WHAT YOU ARE ASKED TO DO:
Every record that follows must be duplicated exactly, with images left out.

[Saved entries]
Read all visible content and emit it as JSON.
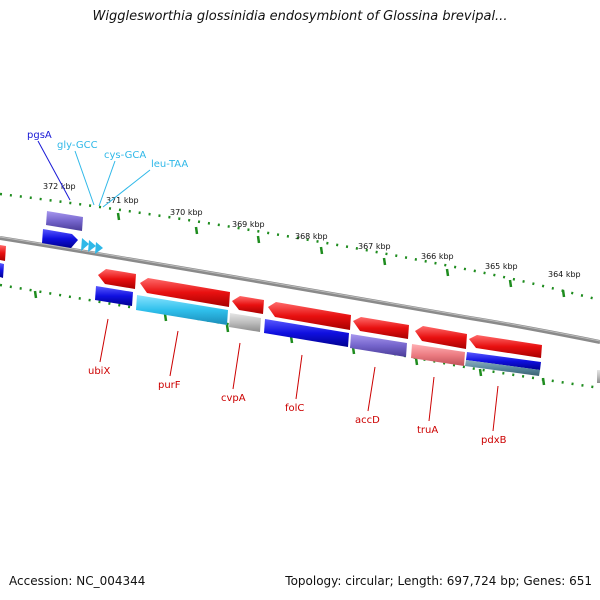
{
  "title": "Wigglesworthia glossinidia endosymbiont of Glossina brevipal...",
  "footer": {
    "accession": "Accession: NC_004344",
    "summary": "Topology: circular; Length: 697,724 bp; Genes: 651"
  },
  "scale_labels": [
    "372 kbp",
    "371 kbp",
    "370 kbp",
    "369 kbp",
    "368 kbp",
    "367 kbp",
    "366 kbp",
    "365 kbp",
    "364 kbp"
  ],
  "outer_labels": {
    "pgsA": "pgsA",
    "gly": "gly-GCC",
    "cys": "cys-GCA",
    "leu": "leu-TAA"
  },
  "inner_labels": {
    "ubiX": "ubiX",
    "purF": "purF",
    "cvpA": "cvpA",
    "folC": "folC",
    "accD": "accD",
    "truA": "truA",
    "pdxB": "pdxB"
  },
  "colors": {
    "backbone": "#8a8a8a",
    "tick": "#1e8c1e",
    "red_gene": "#e01010",
    "blue_gene": "#1010d8",
    "cyan_gene": "#33c0e8",
    "purple_gene": "#7a6ad0",
    "pink_gene": "#e87a80",
    "gray_gene": "#b8b8b8",
    "label_red": "#cc0000",
    "label_blue": "#1a1ad6",
    "label_cyan": "#2fb8e8"
  }
}
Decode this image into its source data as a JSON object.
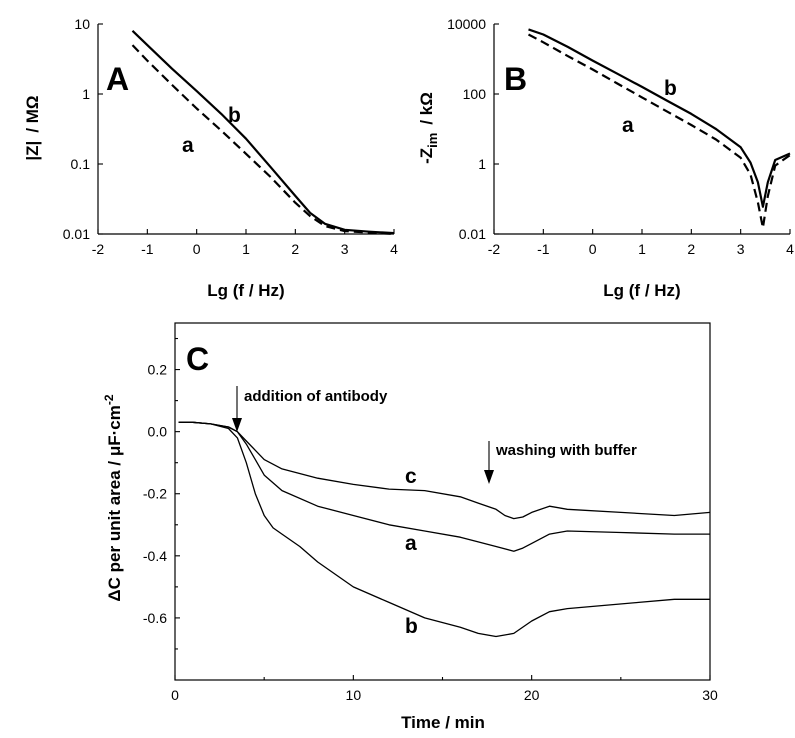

YOUR RESPONSE:
Read all visible content and emit it as JSON.
{
  "title": "Wigglesworthia glossinidia endosymbiont of Glossina brevipal...",
  "footer": {
    "accession": "Accession: NC_004344",
    "summary": "Topology: circular; Length: 697,724 bp; Genes: 651"
  },
  "scale_labels": [
    "372 kbp",
    "371 kbp",
    "370 kbp",
    "369 kbp",
    "368 kbp",
    "367 kbp",
    "366 kbp",
    "365 kbp",
    "364 kbp"
  ],
  "outer_labels": {
    "pgsA": "pgsA",
    "gly": "gly-GCC",
    "cys": "cys-GCA",
    "leu": "leu-TAA"
  },
  "inner_labels": {
    "ubiX": "ubiX",
    "purF": "purF",
    "cvpA": "cvpA",
    "folC": "folC",
    "accD": "accD",
    "truA": "truA",
    "pdxB": "pdxB"
  },
  "colors": {
    "backbone": "#8a8a8a",
    "tick": "#1e8c1e",
    "red_gene": "#e01010",
    "blue_gene": "#1010d8",
    "cyan_gene": "#33c0e8",
    "purple_gene": "#7a6ad0",
    "pink_gene": "#e87a80",
    "gray_gene": "#b8b8b8",
    "label_red": "#cc0000",
    "label_blue": "#1a1ad6",
    "label_cyan": "#2fb8e8"
  }
}
Decode this image into its source data as a JSON object.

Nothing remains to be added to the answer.